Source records
-=-=-
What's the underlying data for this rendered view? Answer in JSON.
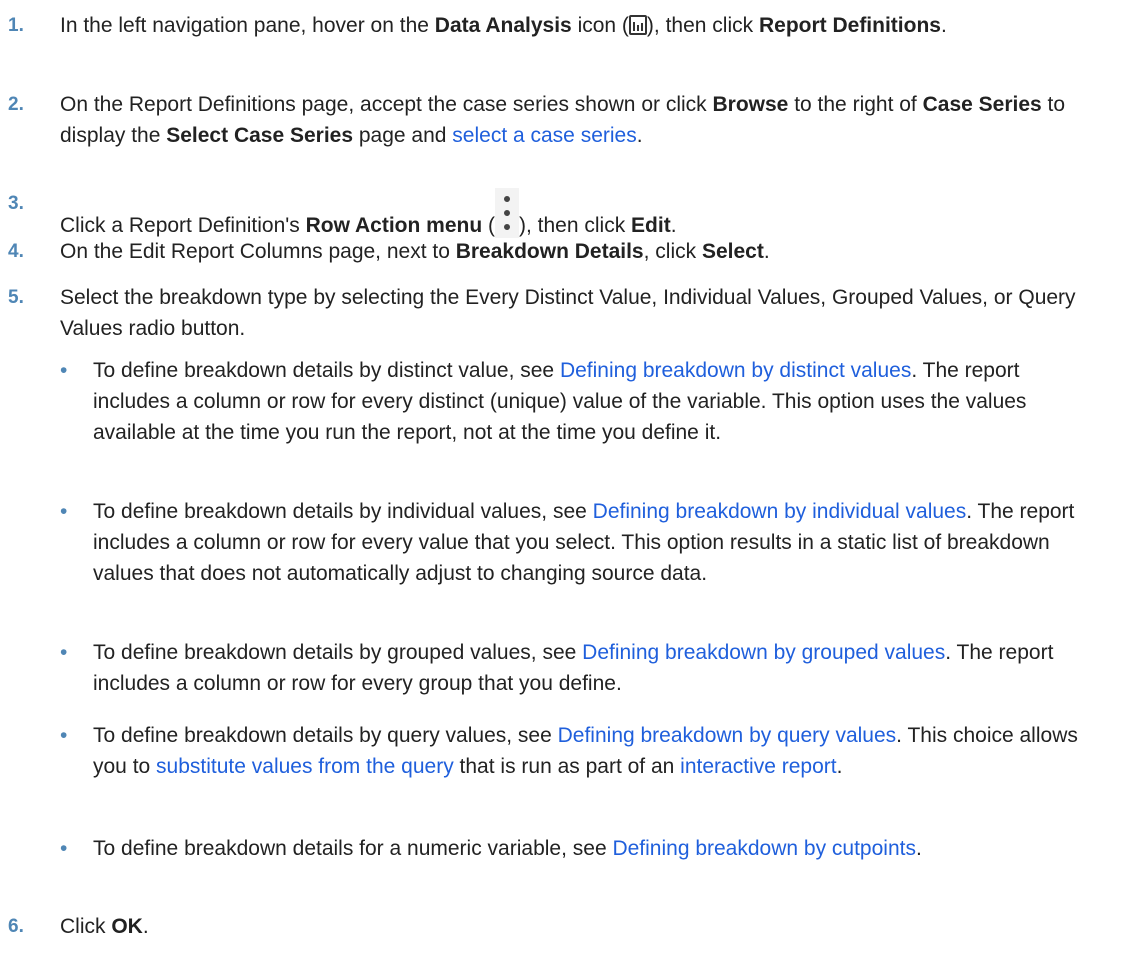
{
  "steps": [
    {
      "num": "1.",
      "pre": "In the left navigation pane, hover on the ",
      "b1": "Data Analysis",
      "mid": " icon (",
      "icon": "data-analysis-icon",
      "post": "), then click ",
      "b2": "Report Definitions",
      "end": "."
    },
    {
      "num": "2.",
      "pre": "On the Report Definitions page, accept the case series shown or click ",
      "b1": "Browse",
      "mid1": " to the right of ",
      "b2": "Case Series",
      "mid2": " to display the ",
      "b3": "Select Case Series",
      "mid3": " page and ",
      "link": "select a case series",
      "end": "."
    },
    {
      "num": "3.",
      "pre": "Click a Report Definition's ",
      "b1": "Row Action menu",
      "mid": " (",
      "icon": "kebab-menu-icon",
      "post": "), then click ",
      "b2": "Edit",
      "end": "."
    },
    {
      "num": "4.",
      "pre": "On the Edit Report Columns page, next to ",
      "b1": "Breakdown Details",
      "mid": ", click ",
      "b2": "Select",
      "end": "."
    },
    {
      "num": "5.",
      "text": "Select the breakdown type by selecting the Every Distinct Value, Individual Values, Grouped Values, or Query Values radio button.",
      "bullets": [
        {
          "pre": "To define breakdown details by distinct value, see ",
          "link": "Defining breakdown by distinct values",
          "post": ". The report includes a column or row for every distinct (unique) value of the variable. This option uses the values available at the time you run the report, not at the time you define it."
        },
        {
          "pre": "To define breakdown details by individual values, see ",
          "link": "Defining breakdown by individual values",
          "post": ". The report includes a column or row for every value that you select. This option results in a static list of breakdown values that does not automatically adjust to changing source data."
        },
        {
          "pre": "To define breakdown details by grouped values, see ",
          "link": "Defining breakdown by grouped values",
          "post": ". The report includes a column or row for every group that you define."
        },
        {
          "pre": "To define breakdown details by query values, see ",
          "link": "Defining breakdown by query values",
          "mid": ". This choice allows you to ",
          "link2": "substitute values from the query",
          "mid2": " that is run as part of an ",
          "link3": "interactive report",
          "post": "."
        },
        {
          "pre": "To define breakdown details for a numeric variable, see ",
          "link": "Defining breakdown by cutpoints",
          "post": "."
        }
      ]
    },
    {
      "num": "6.",
      "pre": "Click ",
      "b1": "OK",
      "end": "."
    }
  ],
  "bullet_glyph": "•",
  "colors": {
    "text": "#222222",
    "link": "#1f5fdc",
    "number": "#4f86b5"
  }
}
-=-=-
- _PROBLEM TO SOLVE_
Pick each line holding the word "define" out of the data and copy it.

- _SOLUTION TO THE EXERCISE_
          "pre": "To define breakdown details by distinct value, see ",
          "post": ". The report includes a column or row for every distinct (unique) value of the variable. This option uses the values available at the time you run the report, not at the time you define it."
          "pre": "To define breakdown details by individual values, see ",
          "pre": "To define breakdown details by grouped values, see ",
          "post": ". The report includes a column or row for every group that you define."
          "pre": "To define breakdown details by query values, see ",
          "pre": "To define breakdown details for a numeric variable, see ",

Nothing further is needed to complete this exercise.